● **EXERCISE DESCRIPTION**: Pick out all lines in the listing holding the string "color" and copy them.

━━━━━━━━━━━━━━━━

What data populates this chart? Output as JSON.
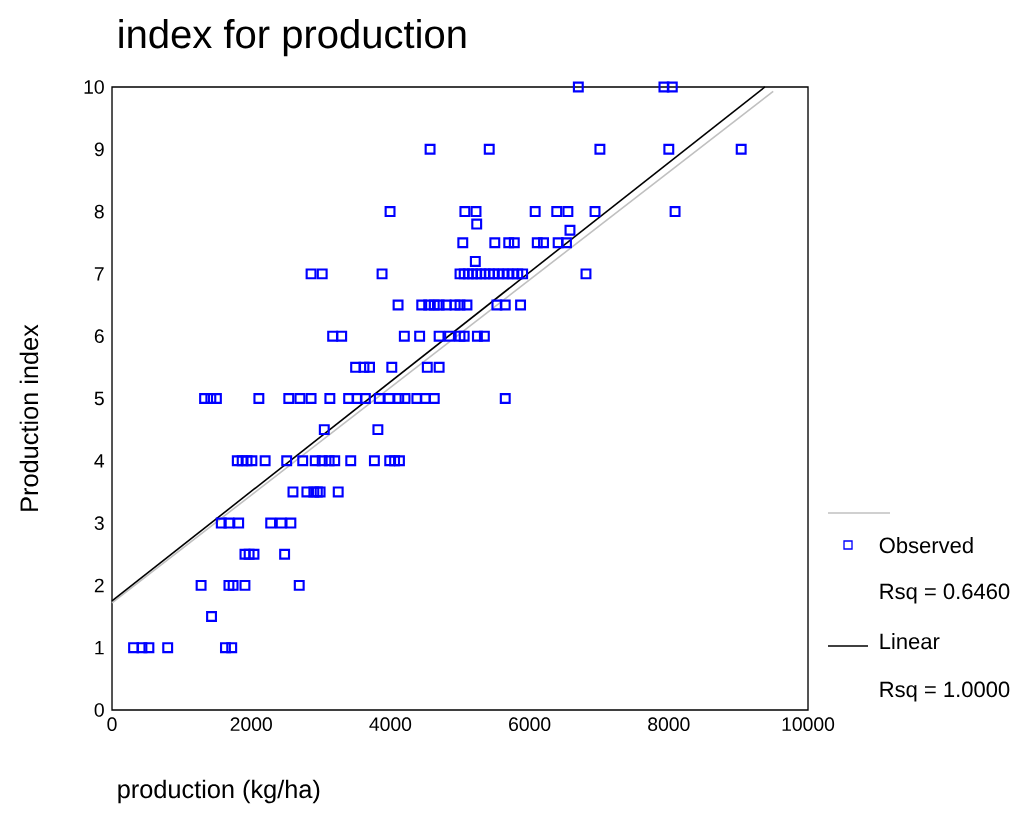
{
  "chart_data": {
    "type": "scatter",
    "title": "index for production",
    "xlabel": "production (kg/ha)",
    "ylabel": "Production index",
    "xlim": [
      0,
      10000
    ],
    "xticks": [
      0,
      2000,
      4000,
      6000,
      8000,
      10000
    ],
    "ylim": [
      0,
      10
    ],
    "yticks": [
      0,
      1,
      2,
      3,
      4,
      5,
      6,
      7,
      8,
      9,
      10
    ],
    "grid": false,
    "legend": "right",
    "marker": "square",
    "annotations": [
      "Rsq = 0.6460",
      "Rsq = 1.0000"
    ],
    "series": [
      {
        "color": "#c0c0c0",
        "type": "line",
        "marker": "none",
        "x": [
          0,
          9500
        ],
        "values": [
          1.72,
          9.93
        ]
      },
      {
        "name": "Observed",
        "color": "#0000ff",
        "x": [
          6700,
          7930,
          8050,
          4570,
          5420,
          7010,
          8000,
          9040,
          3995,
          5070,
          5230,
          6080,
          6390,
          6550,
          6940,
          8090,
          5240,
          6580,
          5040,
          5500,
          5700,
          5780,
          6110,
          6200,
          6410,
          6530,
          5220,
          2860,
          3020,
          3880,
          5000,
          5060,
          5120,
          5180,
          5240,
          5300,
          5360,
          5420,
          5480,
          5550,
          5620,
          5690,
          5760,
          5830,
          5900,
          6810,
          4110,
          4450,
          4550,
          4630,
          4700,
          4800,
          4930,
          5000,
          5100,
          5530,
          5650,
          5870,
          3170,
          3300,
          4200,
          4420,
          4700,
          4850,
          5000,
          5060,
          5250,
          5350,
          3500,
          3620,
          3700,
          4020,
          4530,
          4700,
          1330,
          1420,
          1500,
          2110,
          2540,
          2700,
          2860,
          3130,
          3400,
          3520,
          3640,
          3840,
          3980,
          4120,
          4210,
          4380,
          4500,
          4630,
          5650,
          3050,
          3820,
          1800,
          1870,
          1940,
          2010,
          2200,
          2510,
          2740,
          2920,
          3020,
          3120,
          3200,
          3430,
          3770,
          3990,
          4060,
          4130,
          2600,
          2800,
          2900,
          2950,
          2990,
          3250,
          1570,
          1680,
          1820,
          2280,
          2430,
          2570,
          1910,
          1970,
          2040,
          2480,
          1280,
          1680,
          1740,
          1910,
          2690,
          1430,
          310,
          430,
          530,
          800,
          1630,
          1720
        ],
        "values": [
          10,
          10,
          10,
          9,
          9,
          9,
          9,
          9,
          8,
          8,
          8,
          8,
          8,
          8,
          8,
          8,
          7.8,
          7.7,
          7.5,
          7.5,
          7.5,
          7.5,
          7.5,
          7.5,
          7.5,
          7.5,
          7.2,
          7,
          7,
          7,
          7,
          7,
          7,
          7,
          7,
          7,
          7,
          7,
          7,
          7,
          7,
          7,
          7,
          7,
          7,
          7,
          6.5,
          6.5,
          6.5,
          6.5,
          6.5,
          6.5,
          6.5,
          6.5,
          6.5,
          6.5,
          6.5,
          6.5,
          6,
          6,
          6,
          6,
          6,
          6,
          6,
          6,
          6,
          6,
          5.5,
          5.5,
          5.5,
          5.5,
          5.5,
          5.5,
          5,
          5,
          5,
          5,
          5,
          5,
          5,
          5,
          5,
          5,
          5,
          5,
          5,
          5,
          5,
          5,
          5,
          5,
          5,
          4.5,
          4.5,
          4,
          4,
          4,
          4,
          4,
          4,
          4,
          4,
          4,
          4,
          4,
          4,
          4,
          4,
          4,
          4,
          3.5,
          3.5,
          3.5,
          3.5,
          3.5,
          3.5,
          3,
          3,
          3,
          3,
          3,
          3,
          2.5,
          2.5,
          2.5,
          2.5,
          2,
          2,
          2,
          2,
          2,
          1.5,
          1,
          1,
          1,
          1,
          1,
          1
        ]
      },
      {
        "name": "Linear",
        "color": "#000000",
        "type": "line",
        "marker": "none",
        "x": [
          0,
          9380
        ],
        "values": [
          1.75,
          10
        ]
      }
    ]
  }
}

━━━━━━━━━━━━━━━━

● **TASK OUTPUT**:
        "color": "#c0c0c0",
        "color": "#0000ff",
        "color": "#000000",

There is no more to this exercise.